## BEGIN SOURCE MATERIAL
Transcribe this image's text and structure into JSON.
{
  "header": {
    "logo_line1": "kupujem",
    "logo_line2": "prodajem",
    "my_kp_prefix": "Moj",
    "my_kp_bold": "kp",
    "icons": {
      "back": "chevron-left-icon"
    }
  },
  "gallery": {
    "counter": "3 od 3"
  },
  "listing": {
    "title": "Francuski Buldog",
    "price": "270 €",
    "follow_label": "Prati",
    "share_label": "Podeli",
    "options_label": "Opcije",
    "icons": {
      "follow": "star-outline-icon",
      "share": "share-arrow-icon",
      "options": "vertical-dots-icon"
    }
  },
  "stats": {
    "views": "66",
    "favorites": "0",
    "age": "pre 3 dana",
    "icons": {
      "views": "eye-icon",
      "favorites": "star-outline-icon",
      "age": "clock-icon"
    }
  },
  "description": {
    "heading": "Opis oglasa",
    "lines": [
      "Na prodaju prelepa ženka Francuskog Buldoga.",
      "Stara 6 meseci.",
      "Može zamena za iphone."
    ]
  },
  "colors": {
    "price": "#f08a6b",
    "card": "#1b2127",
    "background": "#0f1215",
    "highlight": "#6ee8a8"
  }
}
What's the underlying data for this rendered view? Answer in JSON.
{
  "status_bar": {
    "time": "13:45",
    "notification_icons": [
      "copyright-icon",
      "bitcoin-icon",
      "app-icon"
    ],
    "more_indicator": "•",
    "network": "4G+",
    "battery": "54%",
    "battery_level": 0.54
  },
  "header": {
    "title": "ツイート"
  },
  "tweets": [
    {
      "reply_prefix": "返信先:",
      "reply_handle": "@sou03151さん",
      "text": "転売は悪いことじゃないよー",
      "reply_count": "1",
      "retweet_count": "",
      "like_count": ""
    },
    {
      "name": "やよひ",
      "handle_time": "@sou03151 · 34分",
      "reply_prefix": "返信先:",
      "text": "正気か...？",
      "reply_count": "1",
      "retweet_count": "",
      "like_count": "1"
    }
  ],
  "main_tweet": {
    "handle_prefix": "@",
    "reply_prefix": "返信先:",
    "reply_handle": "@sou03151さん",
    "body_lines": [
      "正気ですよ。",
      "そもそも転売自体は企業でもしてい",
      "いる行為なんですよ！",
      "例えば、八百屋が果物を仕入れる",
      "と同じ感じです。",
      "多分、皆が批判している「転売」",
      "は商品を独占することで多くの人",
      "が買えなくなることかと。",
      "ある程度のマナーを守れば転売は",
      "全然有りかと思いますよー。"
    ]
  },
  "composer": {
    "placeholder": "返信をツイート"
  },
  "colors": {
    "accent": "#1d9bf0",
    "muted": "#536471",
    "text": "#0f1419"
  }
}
## END SOURCE MATERIAL
**WORK TO DO**
Report each line in the preceding entries that holds the string "text".

**RESULT OF THE EXERCISE**
Transcribe this image's text and structure into JSON.
      "text": "転売は悪いことじゃないよー",
      "text": "正気か...？",
    "text": "#0f1419"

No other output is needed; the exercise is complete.